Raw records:
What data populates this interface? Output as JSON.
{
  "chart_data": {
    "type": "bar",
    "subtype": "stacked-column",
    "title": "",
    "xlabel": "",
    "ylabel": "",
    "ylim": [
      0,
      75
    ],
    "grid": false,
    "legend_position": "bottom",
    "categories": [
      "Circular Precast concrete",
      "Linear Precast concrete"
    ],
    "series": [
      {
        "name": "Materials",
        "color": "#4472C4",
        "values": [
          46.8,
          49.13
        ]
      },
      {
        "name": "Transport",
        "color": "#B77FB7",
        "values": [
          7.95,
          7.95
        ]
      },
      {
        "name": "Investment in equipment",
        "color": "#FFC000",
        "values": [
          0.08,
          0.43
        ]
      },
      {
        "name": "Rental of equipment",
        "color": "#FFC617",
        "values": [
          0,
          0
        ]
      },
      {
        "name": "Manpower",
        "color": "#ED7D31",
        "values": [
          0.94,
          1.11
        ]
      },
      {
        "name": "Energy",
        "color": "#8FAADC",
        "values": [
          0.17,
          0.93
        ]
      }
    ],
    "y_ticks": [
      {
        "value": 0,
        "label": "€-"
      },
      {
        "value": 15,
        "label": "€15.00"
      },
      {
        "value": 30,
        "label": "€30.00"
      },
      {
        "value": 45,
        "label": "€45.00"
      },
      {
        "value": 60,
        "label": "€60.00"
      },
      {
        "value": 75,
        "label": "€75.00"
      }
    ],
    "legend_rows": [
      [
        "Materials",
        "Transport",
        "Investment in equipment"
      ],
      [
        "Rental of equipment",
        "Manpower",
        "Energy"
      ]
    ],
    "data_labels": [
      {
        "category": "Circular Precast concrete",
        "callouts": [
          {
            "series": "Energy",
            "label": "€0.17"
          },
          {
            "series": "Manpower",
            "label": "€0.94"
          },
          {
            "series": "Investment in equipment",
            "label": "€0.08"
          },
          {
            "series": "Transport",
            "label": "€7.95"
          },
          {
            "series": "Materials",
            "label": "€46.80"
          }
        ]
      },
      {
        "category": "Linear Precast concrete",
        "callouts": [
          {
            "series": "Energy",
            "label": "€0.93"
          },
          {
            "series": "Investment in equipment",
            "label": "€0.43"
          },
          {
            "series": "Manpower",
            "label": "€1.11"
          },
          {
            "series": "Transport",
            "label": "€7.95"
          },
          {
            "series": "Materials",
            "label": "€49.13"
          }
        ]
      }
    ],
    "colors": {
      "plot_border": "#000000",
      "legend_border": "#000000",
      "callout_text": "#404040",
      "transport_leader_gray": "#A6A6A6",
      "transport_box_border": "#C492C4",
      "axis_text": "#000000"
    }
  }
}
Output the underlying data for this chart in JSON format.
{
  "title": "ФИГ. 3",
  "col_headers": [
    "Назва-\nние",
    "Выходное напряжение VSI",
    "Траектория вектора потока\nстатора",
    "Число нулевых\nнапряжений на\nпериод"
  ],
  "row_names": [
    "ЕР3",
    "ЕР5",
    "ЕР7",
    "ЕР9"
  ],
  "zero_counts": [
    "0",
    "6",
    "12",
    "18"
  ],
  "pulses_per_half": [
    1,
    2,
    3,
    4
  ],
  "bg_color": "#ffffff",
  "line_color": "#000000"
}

Problem to solve: Repeat only the lines from the one holding "Output the underlying" through the last line of the data.

Complete answer:
Output the underlying data for this chart in JSON format.
{
  "title": "ФИГ. 3",
  "col_headers": [
    "Назва-\nние",
    "Выходное напряжение VSI",
    "Траектория вектора потока\nстатора",
    "Число нулевых\nнапряжений на\nпериод"
  ],
  "row_names": [
    "ЕР3",
    "ЕР5",
    "ЕР7",
    "ЕР9"
  ],
  "zero_counts": [
    "0",
    "6",
    "12",
    "18"
  ],
  "pulses_per_half": [
    1,
    2,
    3,
    4
  ],
  "bg_color": "#ffffff",
  "line_color": "#000000"
}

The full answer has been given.